_Written problem_
Your task is to output the listing word for word, with pictures excluded.

_Supplied records_
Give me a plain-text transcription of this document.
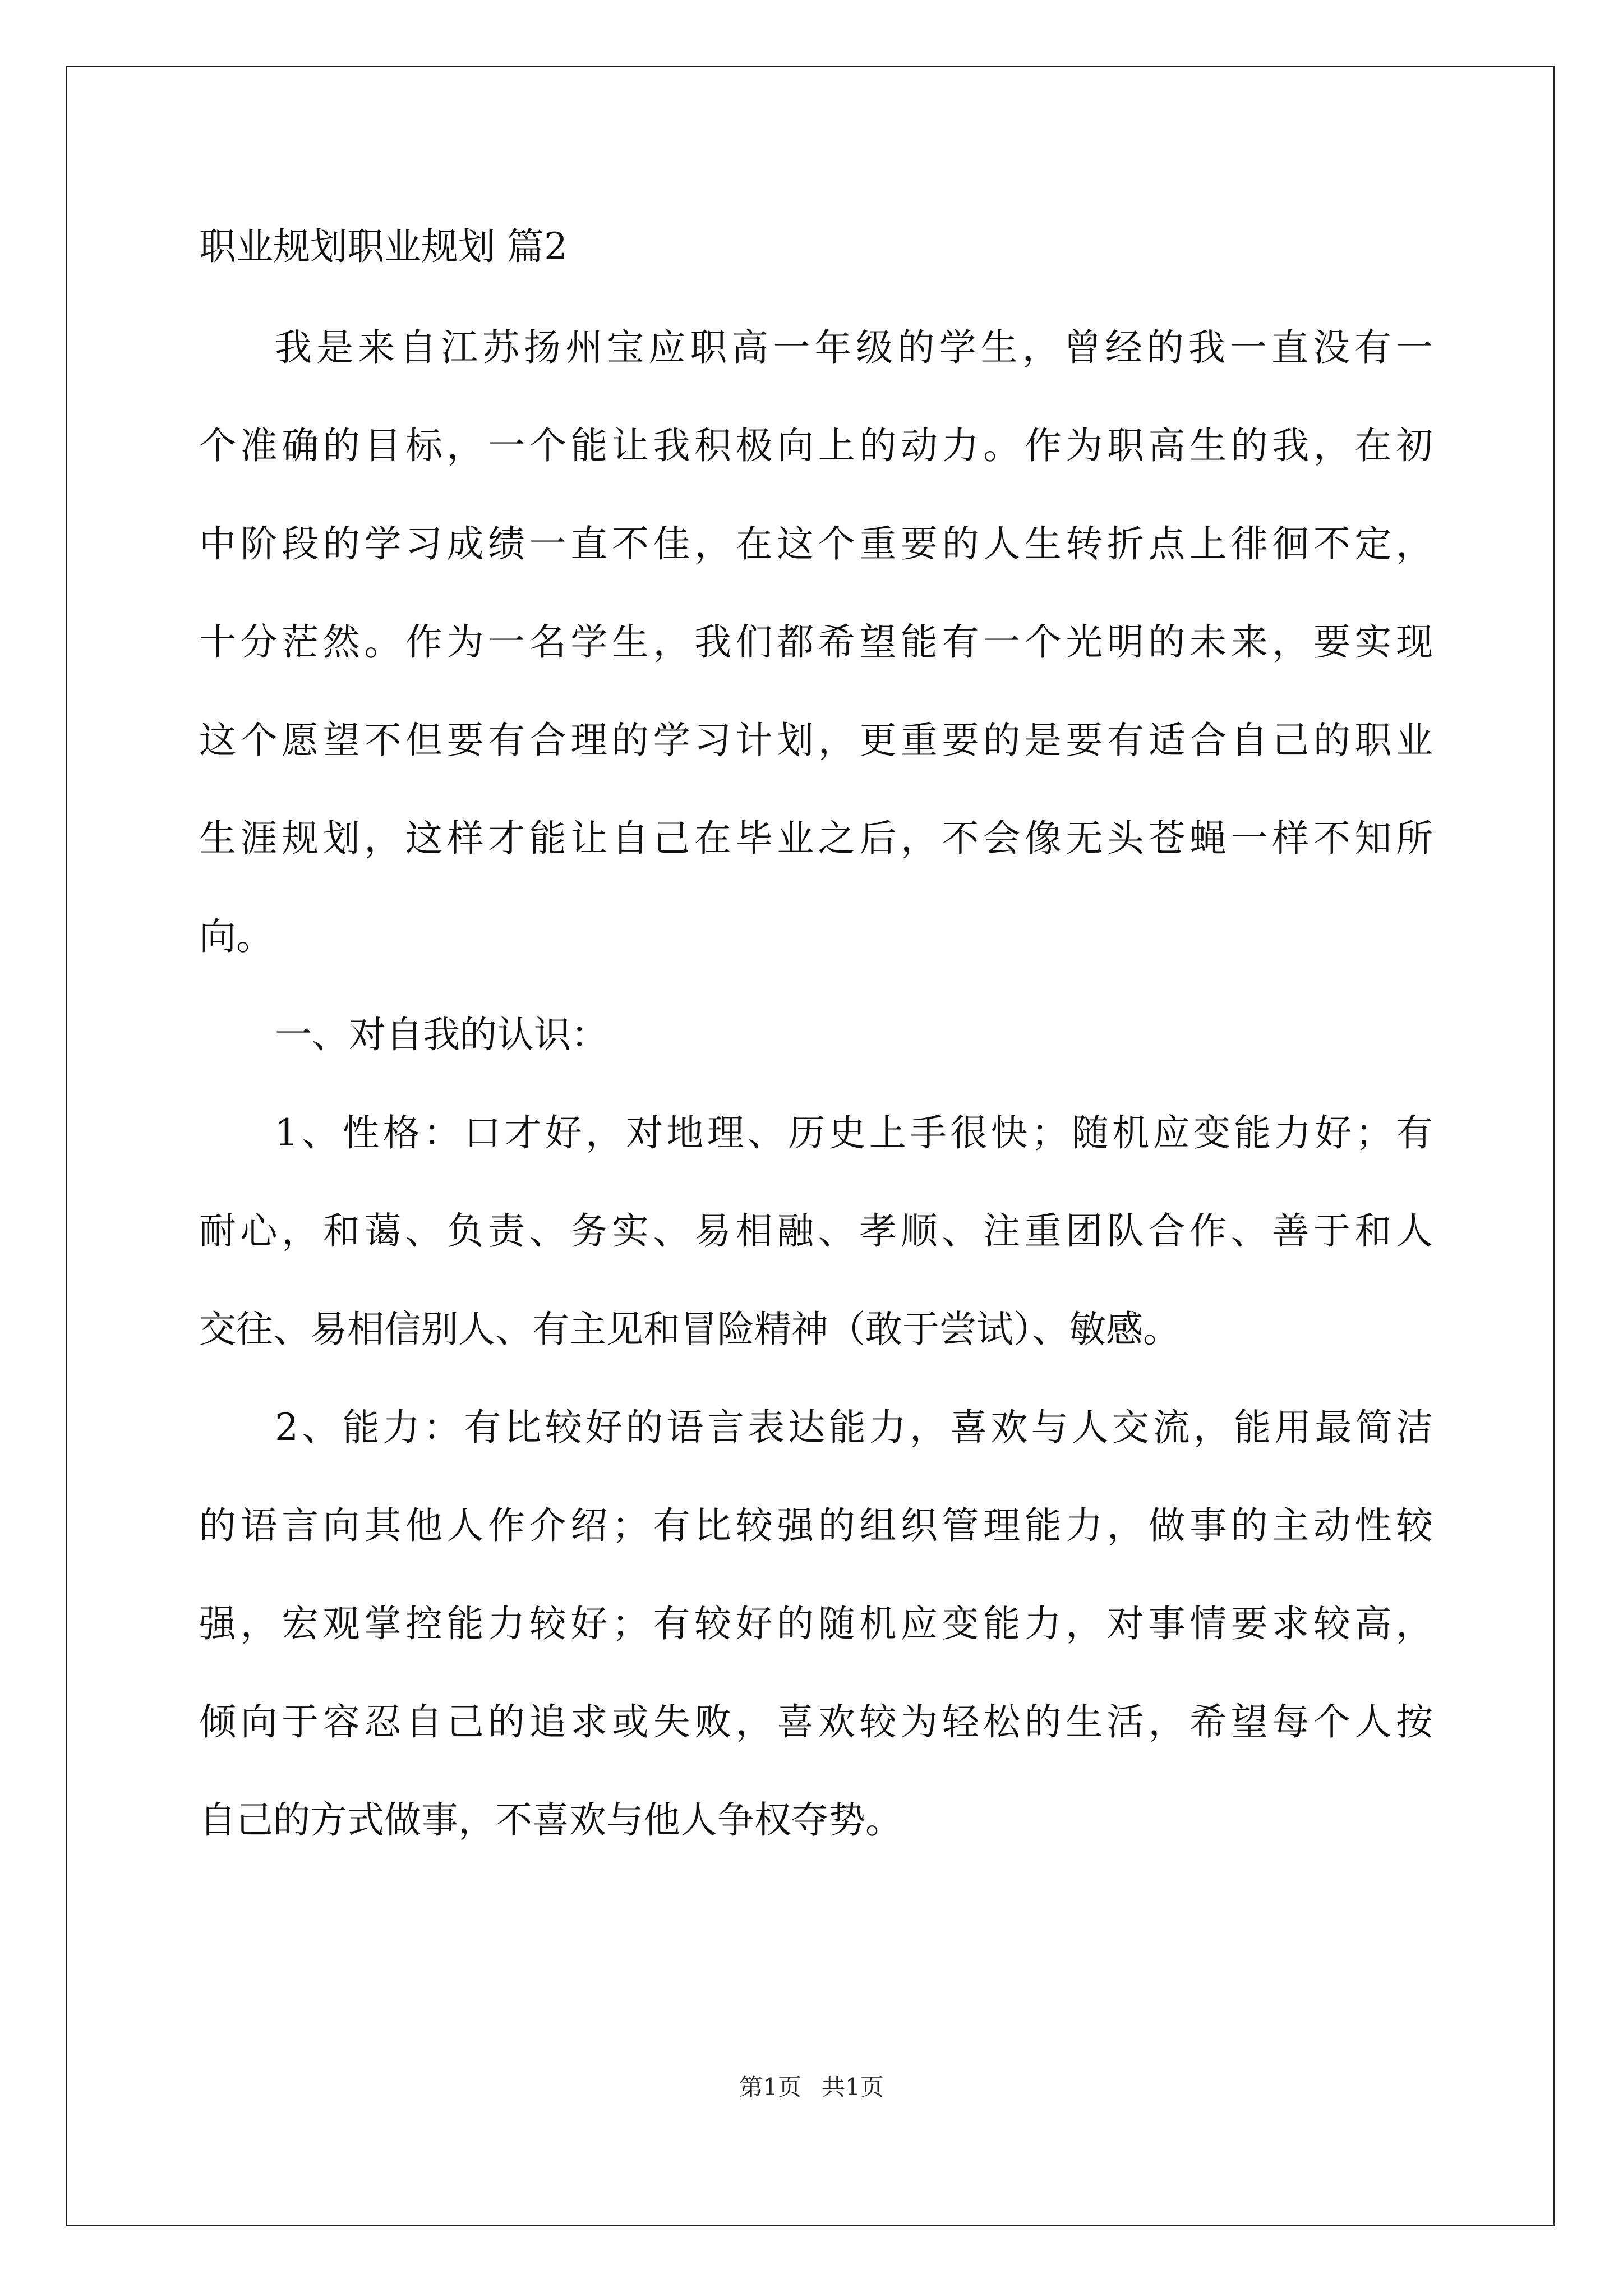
职业规划职业规划 篇2

我是来自江苏扬州宝应职高一年级的学生，曾经的我一直没有一

个准确的目标，一个能让我积极向上的动力。作为职高生的我，在初

中阶段的学习成绩一直不佳，在这个重要的人生转折点上徘徊不定，

十分茫然。作为一名学生，我们都希望能有一个光明的未来，要实现

这个愿望不但要有合理的学习计划，更重要的是要有适合自己的职业

生涯规划，这样才能让自己在毕业之后，不会像无头苍蝇一样不知所

向。

一、对自我的认识：

1、性格：口才好，对地理、历史上手很快；随机应变能力好；有

耐心，和蔼、负责、务实、易相融、孝顺、注重团队合作、善于和人

交往、易相信别人、有主见和冒险精神（敢于尝试）、敏感。

2、能力：有比较好的语言表达能力，喜欢与人交流，能用最简洁

的语言向其他人作介绍；有比较强的组织管理能力，做事的主动性较

强，宏观掌控能力较好；有较好的随机应变能力，对事情要求较高，

倾向于容忍自己的追求或失败，喜欢较为轻松的生活，希望每个人按

自己的方式做事，不喜欢与他人争权夺势。

第1页 共1页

_Worked answer_
Give me a plain-text transcription of this document.
职业规划职业规划 篇2

我是来自江苏扬州宝应职高一年级的学生，曾经的我一直没有一

个准确的目标，一个能让我积极向上的动力。作为职高生的我，在初

中阶段的学习成绩一直不佳，在这个重要的人生转折点上徘徊不定，

十分茫然。作为一名学生，我们都希望能有一个光明的未来，要实现

这个愿望不但要有合理的学习计划，更重要的是要有适合自己的职业

生涯规划，这样才能让自己在毕业之后，不会像无头苍蝇一样不知所

向。

一、对自我的认识：

1、性格：口才好，对地理、历史上手很快；随机应变能力好；有

耐心，和蔼、负责、务实、易相融、孝顺、注重团队合作、善于和人

交往、易相信别人、有主见和冒险精神（敢于尝试）、敏感。

2、能力：有比较好的语言表达能力，喜欢与人交流，能用最简洁

的语言向其他人作介绍；有比较强的组织管理能力，做事的主动性较

强，宏观掌控能力较好；有较好的随机应变能力，对事情要求较高，

倾向于容忍自己的追求或失败，喜欢较为轻松的生活，希望每个人按

自己的方式做事，不喜欢与他人争权夺势。

第1页 共1页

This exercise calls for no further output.